- WHAT YOU ARE ASKED TO DO -
Sort through the entries below and pull out lines containing the word "that".

- DATASET -
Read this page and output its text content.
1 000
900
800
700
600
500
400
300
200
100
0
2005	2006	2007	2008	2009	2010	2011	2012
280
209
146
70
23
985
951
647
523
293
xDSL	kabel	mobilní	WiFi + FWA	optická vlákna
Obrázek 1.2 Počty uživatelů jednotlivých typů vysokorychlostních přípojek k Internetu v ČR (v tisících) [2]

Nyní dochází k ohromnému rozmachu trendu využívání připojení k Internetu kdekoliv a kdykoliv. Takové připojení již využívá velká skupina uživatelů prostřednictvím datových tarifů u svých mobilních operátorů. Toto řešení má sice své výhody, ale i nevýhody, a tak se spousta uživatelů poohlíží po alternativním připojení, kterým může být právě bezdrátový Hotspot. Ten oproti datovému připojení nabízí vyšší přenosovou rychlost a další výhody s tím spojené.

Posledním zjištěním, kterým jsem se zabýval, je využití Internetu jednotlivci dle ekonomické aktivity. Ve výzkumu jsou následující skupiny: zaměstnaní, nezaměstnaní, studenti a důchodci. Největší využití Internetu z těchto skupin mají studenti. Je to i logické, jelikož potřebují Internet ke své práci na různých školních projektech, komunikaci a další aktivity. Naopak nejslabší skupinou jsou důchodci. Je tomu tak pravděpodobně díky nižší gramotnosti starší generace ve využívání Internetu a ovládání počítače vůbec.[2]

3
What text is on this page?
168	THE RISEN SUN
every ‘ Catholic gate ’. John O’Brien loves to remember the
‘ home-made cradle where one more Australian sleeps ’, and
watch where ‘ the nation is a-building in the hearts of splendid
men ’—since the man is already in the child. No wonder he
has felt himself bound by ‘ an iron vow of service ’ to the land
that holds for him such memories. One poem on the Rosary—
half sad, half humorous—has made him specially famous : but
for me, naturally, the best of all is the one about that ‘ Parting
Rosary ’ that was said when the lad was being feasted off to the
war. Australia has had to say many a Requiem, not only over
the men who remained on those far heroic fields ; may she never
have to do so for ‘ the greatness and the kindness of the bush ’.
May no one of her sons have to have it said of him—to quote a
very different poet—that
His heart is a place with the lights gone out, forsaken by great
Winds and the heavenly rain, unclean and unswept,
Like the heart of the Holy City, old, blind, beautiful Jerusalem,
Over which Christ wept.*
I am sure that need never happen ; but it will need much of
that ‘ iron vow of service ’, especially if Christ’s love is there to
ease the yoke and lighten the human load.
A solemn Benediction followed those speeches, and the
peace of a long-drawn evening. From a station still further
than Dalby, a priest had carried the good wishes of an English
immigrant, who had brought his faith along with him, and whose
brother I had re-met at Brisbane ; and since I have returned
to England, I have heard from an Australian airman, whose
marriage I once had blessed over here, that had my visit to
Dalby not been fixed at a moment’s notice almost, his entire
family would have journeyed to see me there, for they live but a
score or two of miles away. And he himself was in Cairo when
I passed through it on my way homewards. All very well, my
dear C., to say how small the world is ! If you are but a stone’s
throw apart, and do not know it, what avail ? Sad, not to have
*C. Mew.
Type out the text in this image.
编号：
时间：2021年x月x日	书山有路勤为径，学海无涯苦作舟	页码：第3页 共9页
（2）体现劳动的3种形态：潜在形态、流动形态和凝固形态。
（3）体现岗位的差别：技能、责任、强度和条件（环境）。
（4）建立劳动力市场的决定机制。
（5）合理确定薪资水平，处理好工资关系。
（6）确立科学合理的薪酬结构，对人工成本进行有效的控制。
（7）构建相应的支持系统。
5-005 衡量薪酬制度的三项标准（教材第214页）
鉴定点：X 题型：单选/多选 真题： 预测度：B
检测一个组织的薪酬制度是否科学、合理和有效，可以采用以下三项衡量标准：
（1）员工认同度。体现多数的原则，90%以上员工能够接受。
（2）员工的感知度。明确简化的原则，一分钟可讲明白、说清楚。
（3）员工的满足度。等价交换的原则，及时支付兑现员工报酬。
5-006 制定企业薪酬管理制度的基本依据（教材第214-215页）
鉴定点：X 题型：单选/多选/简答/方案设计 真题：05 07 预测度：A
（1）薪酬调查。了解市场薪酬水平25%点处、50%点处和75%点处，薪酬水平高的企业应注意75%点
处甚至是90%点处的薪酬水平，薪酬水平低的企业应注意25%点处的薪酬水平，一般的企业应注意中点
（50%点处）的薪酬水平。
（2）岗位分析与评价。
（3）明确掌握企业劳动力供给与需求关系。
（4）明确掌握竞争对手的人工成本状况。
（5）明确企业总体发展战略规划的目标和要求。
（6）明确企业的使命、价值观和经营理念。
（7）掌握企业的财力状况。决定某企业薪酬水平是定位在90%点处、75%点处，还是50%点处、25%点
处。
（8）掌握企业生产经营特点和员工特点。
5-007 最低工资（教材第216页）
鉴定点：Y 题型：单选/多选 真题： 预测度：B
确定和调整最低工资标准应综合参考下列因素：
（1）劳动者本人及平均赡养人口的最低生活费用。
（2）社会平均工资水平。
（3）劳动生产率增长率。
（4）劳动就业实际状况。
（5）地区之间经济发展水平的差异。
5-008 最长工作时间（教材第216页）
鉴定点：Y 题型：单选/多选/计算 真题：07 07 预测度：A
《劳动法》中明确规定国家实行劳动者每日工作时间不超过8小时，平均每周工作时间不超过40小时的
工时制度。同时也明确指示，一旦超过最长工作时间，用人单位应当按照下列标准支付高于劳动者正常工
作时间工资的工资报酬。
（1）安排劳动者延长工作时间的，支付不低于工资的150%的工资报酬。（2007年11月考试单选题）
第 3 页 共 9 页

- TASK RESULT -
that holds for him such memories. One poem on the Rosary—
for me, naturally, the best of all is the one about that ‘ Parting
Rosary ’ that was said when the lad was being feasted off to the
very different poet—that
I am sure that need never happen ; but it will need much of
that ‘ iron vow of service ’, especially if Christ’s love is there to
marriage I once had blessed over here, that had my visit to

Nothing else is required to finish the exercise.